# START OF Data for this task

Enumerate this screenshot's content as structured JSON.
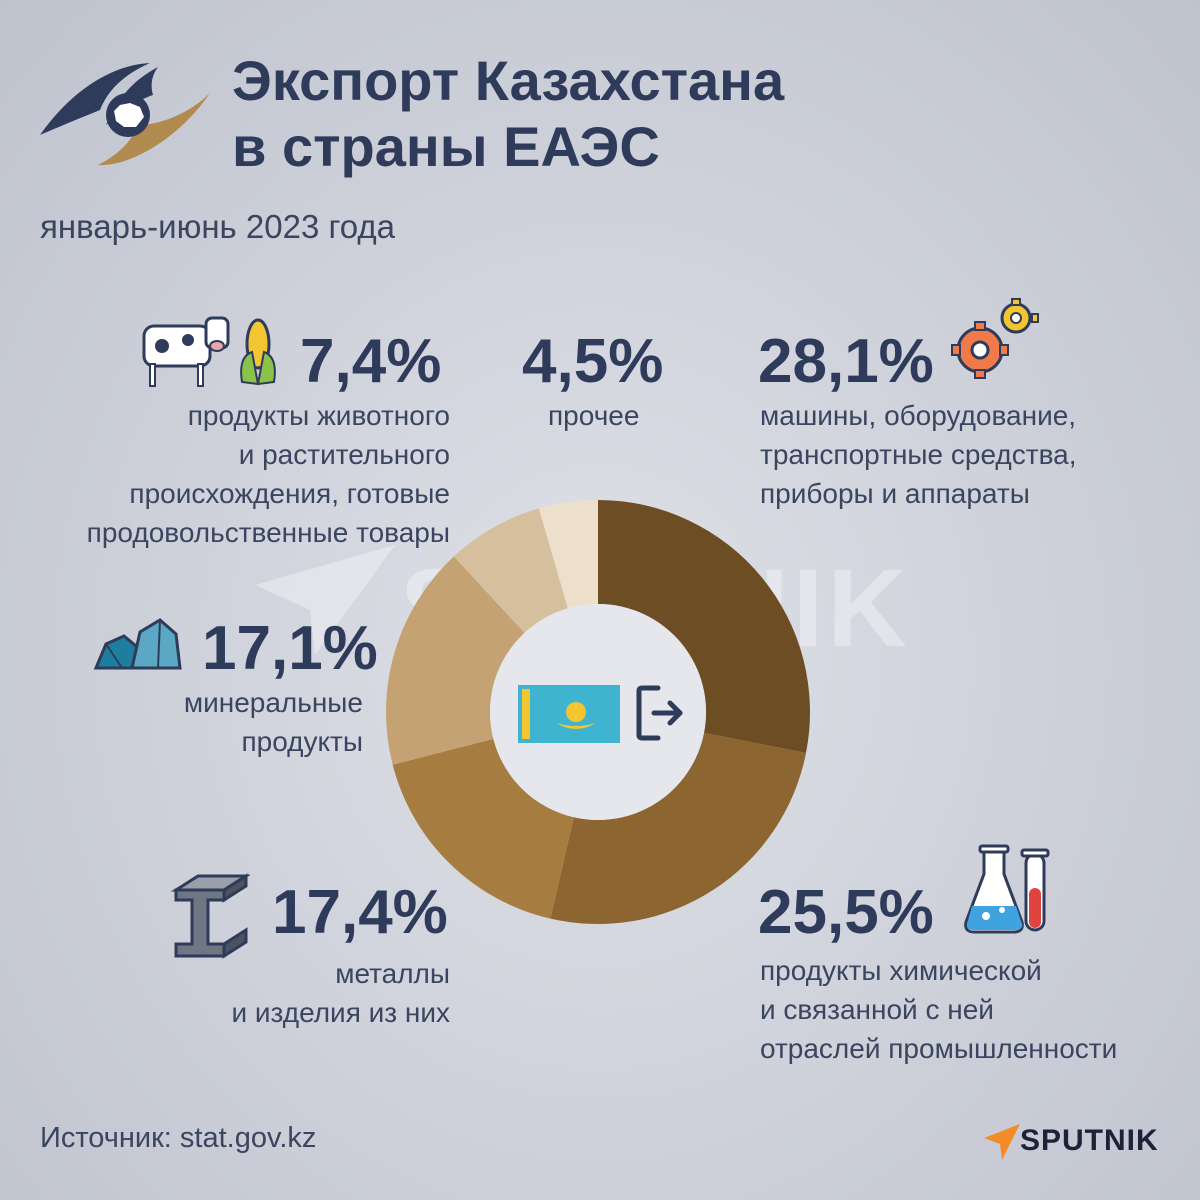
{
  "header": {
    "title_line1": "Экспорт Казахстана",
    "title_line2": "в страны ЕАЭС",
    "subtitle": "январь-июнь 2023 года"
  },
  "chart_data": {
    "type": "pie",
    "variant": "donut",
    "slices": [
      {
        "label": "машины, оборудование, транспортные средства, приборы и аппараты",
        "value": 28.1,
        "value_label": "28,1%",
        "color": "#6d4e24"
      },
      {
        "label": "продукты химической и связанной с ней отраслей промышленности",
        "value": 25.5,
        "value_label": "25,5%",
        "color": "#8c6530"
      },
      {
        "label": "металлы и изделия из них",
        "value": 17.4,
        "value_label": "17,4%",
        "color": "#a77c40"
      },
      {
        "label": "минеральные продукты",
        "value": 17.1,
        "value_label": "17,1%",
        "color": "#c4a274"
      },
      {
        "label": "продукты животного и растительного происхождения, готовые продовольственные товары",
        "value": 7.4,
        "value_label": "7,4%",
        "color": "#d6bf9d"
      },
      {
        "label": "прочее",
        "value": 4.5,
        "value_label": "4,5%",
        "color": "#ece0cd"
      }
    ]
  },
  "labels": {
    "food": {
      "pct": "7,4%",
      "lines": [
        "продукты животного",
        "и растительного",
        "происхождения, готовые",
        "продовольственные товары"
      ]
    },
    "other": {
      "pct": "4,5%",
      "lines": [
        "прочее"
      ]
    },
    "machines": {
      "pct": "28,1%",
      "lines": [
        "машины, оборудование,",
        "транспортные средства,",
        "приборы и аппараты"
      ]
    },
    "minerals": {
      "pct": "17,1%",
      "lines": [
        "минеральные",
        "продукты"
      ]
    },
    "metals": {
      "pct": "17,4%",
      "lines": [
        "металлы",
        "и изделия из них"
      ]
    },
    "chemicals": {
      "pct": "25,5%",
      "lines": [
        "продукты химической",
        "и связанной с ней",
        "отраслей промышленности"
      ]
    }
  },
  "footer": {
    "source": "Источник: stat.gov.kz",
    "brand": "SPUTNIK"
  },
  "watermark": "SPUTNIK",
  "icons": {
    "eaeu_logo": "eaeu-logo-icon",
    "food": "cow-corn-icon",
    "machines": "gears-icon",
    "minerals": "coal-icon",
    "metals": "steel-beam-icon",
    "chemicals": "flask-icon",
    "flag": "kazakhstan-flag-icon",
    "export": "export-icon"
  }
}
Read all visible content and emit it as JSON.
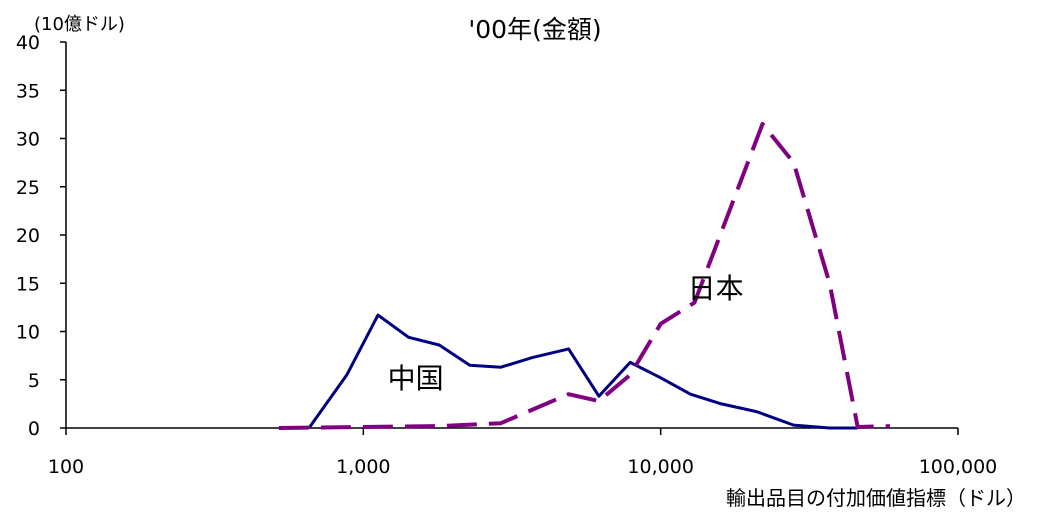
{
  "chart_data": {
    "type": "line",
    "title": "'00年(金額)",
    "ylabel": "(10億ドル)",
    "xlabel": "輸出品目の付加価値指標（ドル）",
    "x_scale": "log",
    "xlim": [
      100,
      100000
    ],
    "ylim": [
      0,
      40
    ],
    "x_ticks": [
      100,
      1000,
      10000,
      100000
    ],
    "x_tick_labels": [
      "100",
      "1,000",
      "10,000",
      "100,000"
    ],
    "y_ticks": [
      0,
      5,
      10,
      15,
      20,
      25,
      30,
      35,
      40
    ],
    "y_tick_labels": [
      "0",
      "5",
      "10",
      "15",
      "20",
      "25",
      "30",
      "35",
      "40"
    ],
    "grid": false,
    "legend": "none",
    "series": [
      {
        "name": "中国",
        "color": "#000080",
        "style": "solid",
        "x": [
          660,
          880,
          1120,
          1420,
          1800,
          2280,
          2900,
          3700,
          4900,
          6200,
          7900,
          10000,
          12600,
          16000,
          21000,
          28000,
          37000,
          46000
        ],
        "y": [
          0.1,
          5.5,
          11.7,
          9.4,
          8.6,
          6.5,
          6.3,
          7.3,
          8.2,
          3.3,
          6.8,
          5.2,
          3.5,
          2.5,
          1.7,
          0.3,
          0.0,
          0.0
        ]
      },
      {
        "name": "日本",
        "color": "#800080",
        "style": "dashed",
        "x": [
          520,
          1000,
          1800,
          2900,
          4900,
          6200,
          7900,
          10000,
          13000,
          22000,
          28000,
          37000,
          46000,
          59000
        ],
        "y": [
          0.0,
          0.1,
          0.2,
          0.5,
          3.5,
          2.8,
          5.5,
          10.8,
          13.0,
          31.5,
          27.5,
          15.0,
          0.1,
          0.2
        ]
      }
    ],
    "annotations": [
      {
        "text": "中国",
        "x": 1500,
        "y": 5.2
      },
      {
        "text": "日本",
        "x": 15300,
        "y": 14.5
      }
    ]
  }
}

# END OF Data for this task

▸ **Short problem**
Transcribe the records above exactly as they appear, leaving out any pictures.

▸ **Final answer**
Enumerate this screenshot's content as structured JSON.
{
  "header": {
    "title_line1": "Экспорт Казахстана",
    "title_line2": "в страны ЕАЭС",
    "subtitle": "январь-июнь 2023 года"
  },
  "chart_data": {
    "type": "pie",
    "variant": "donut",
    "slices": [
      {
        "label": "машины, оборудование, транспортные средства, приборы и аппараты",
        "value": 28.1,
        "value_label": "28,1%",
        "color": "#6d4e24"
      },
      {
        "label": "продукты химической и связанной с ней отраслей промышленности",
        "value": 25.5,
        "value_label": "25,5%",
        "color": "#8c6530"
      },
      {
        "label": "металлы и изделия из них",
        "value": 17.4,
        "value_label": "17,4%",
        "color": "#a77c40"
      },
      {
        "label": "минеральные продукты",
        "value": 17.1,
        "value_label": "17,1%",
        "color": "#c4a274"
      },
      {
        "label": "продукты животного и растительного происхождения, готовые продовольственные товары",
        "value": 7.4,
        "value_label": "7,4%",
        "color": "#d6bf9d"
      },
      {
        "label": "прочее",
        "value": 4.5,
        "value_label": "4,5%",
        "color": "#ece0cd"
      }
    ]
  },
  "labels": {
    "food": {
      "pct": "7,4%",
      "lines": [
        "продукты животного",
        "и растительного",
        "происхождения, готовые",
        "продовольственные товары"
      ]
    },
    "other": {
      "pct": "4,5%",
      "lines": [
        "прочее"
      ]
    },
    "machines": {
      "pct": "28,1%",
      "lines": [
        "машины, оборудование,",
        "транспортные средства,",
        "приборы и аппараты"
      ]
    },
    "minerals": {
      "pct": "17,1%",
      "lines": [
        "минеральные",
        "продукты"
      ]
    },
    "metals": {
      "pct": "17,4%",
      "lines": [
        "металлы",
        "и изделия из них"
      ]
    },
    "chemicals": {
      "pct": "25,5%",
      "lines": [
        "продукты химической",
        "и связанной с ней",
        "отраслей промышленности"
      ]
    }
  },
  "footer": {
    "source": "Источник: stat.gov.kz",
    "brand": "SPUTNIK"
  },
  "watermark": "SPUTNIK",
  "icons": {
    "eaeu_logo": "eaeu-logo-icon",
    "food": "cow-corn-icon",
    "machines": "gears-icon",
    "minerals": "coal-icon",
    "metals": "steel-beam-icon",
    "chemicals": "flask-icon",
    "flag": "kazakhstan-flag-icon",
    "export": "export-icon"
  }
}
Read all visible content and emit it as JSON.
{
  "chart_data": {
    "type": "line",
    "title": "'00年(金額)",
    "ylabel": "(10億ドル)",
    "xlabel": "輸出品目の付加価値指標（ドル）",
    "x_scale": "log",
    "xlim": [
      100,
      100000
    ],
    "ylim": [
      0,
      40
    ],
    "x_ticks": [
      100,
      1000,
      10000,
      100000
    ],
    "x_tick_labels": [
      "100",
      "1,000",
      "10,000",
      "100,000"
    ],
    "y_ticks": [
      0,
      5,
      10,
      15,
      20,
      25,
      30,
      35,
      40
    ],
    "y_tick_labels": [
      "0",
      "5",
      "10",
      "15",
      "20",
      "25",
      "30",
      "35",
      "40"
    ],
    "grid": false,
    "legend": "none",
    "series": [
      {
        "name": "中国",
        "color": "#000080",
        "style": "solid",
        "x": [
          660,
          880,
          1120,
          1420,
          1800,
          2280,
          2900,
          3700,
          4900,
          6200,
          7900,
          10000,
          12600,
          16000,
          21000,
          28000,
          37000,
          46000
        ],
        "y": [
          0.1,
          5.5,
          11.7,
          9.4,
          8.6,
          6.5,
          6.3,
          7.3,
          8.2,
          3.3,
          6.8,
          5.2,
          3.5,
          2.5,
          1.7,
          0.3,
          0.0,
          0.0
        ]
      },
      {
        "name": "日本",
        "color": "#800080",
        "style": "dashed",
        "x": [
          520,
          1000,
          1800,
          2900,
          4900,
          6200,
          7900,
          10000,
          13000,
          22000,
          28000,
          37000,
          46000,
          59000
        ],
        "y": [
          0.0,
          0.1,
          0.2,
          0.5,
          3.5,
          2.8,
          5.5,
          10.8,
          13.0,
          31.5,
          27.5,
          15.0,
          0.1,
          0.2
        ]
      }
    ],
    "annotations": [
      {
        "text": "中国",
        "x": 1500,
        "y": 5.2
      },
      {
        "text": "日本",
        "x": 15300,
        "y": 14.5
      }
    ]
  }
}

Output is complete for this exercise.